Stated exercise
Send back the entries below exactly as they appear.

--- Begin Materials provided ---

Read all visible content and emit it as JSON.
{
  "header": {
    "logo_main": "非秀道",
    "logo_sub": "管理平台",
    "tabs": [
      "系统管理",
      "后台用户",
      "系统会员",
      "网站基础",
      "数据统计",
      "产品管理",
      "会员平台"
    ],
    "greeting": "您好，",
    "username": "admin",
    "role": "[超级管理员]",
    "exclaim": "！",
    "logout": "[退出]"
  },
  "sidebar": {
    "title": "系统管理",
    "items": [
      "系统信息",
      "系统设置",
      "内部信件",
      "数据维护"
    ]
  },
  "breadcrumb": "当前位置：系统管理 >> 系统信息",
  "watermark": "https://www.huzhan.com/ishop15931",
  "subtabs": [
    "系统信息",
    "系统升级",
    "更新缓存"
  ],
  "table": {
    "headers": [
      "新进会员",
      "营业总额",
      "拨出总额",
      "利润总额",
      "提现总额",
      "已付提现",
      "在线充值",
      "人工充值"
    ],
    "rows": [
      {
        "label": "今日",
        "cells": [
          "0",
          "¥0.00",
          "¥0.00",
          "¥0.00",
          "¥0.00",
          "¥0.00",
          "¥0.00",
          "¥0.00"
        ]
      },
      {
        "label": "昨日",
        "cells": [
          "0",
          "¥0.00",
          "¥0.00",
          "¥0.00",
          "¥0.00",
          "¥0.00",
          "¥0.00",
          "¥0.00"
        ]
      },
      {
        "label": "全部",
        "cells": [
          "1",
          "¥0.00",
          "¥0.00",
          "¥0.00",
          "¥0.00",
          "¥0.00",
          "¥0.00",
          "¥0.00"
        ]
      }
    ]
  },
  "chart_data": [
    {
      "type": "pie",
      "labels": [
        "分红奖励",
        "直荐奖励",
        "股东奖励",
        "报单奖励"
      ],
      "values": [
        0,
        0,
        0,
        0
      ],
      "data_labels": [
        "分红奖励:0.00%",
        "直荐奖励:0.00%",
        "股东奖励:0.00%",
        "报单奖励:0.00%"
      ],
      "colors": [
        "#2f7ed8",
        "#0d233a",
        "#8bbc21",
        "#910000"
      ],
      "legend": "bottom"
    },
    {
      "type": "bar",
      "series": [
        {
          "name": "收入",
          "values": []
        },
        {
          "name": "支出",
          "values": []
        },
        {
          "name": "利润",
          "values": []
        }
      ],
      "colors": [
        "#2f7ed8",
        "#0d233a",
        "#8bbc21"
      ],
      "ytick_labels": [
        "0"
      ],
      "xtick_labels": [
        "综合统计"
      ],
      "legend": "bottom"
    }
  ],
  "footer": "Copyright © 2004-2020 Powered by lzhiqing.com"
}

--- End Materials provided ---

Exercise answer
Read all visible content and emit it as JSON.
{
  "header": {
    "logo_main": "非秀道",
    "logo_sub": "管理平台",
    "tabs": [
      "系统管理",
      "后台用户",
      "系统会员",
      "网站基础",
      "数据统计",
      "产品管理",
      "会员平台"
    ],
    "greeting": "您好，",
    "username": "admin",
    "role": "[超级管理员]",
    "exclaim": "！",
    "logout": "[退出]"
  },
  "sidebar": {
    "title": "系统管理",
    "items": [
      "系统信息",
      "系统设置",
      "内部信件",
      "数据维护"
    ]
  },
  "breadcrumb": "当前位置：系统管理 >> 系统信息",
  "watermark": "https://www.huzhan.com/ishop15931",
  "subtabs": [
    "系统信息",
    "系统升级",
    "更新缓存"
  ],
  "table": {
    "headers": [
      "新进会员",
      "营业总额",
      "拨出总额",
      "利润总额",
      "提现总额",
      "已付提现",
      "在线充值",
      "人工充值"
    ],
    "rows": [
      {
        "label": "今日",
        "cells": [
          "0",
          "¥0.00",
          "¥0.00",
          "¥0.00",
          "¥0.00",
          "¥0.00",
          "¥0.00",
          "¥0.00"
        ]
      },
      {
        "label": "昨日",
        "cells": [
          "0",
          "¥0.00",
          "¥0.00",
          "¥0.00",
          "¥0.00",
          "¥0.00",
          "¥0.00",
          "¥0.00"
        ]
      },
      {
        "label": "全部",
        "cells": [
          "1",
          "¥0.00",
          "¥0.00",
          "¥0.00",
          "¥0.00",
          "¥0.00",
          "¥0.00",
          "¥0.00"
        ]
      }
    ]
  },
  "chart_data": [
    {
      "type": "pie",
      "labels": [
        "分红奖励",
        "直荐奖励",
        "股东奖励",
        "报单奖励"
      ],
      "values": [
        0,
        0,
        0,
        0
      ],
      "data_labels": [
        "分红奖励:0.00%",
        "直荐奖励:0.00%",
        "股东奖励:0.00%",
        "报单奖励:0.00%"
      ],
      "colors": [
        "#2f7ed8",
        "#0d233a",
        "#8bbc21",
        "#910000"
      ],
      "legend": "bottom"
    },
    {
      "type": "bar",
      "series": [
        {
          "name": "收入",
          "values": []
        },
        {
          "name": "支出",
          "values": []
        },
        {
          "name": "利润",
          "values": []
        }
      ],
      "colors": [
        "#2f7ed8",
        "#0d233a",
        "#8bbc21"
      ],
      "ytick_labels": [
        "0"
      ],
      "xtick_labels": [
        "综合统计"
      ],
      "legend": "bottom"
    }
  ],
  "footer": "Copyright © 2004-2020 Powered by lzhiqing.com"
}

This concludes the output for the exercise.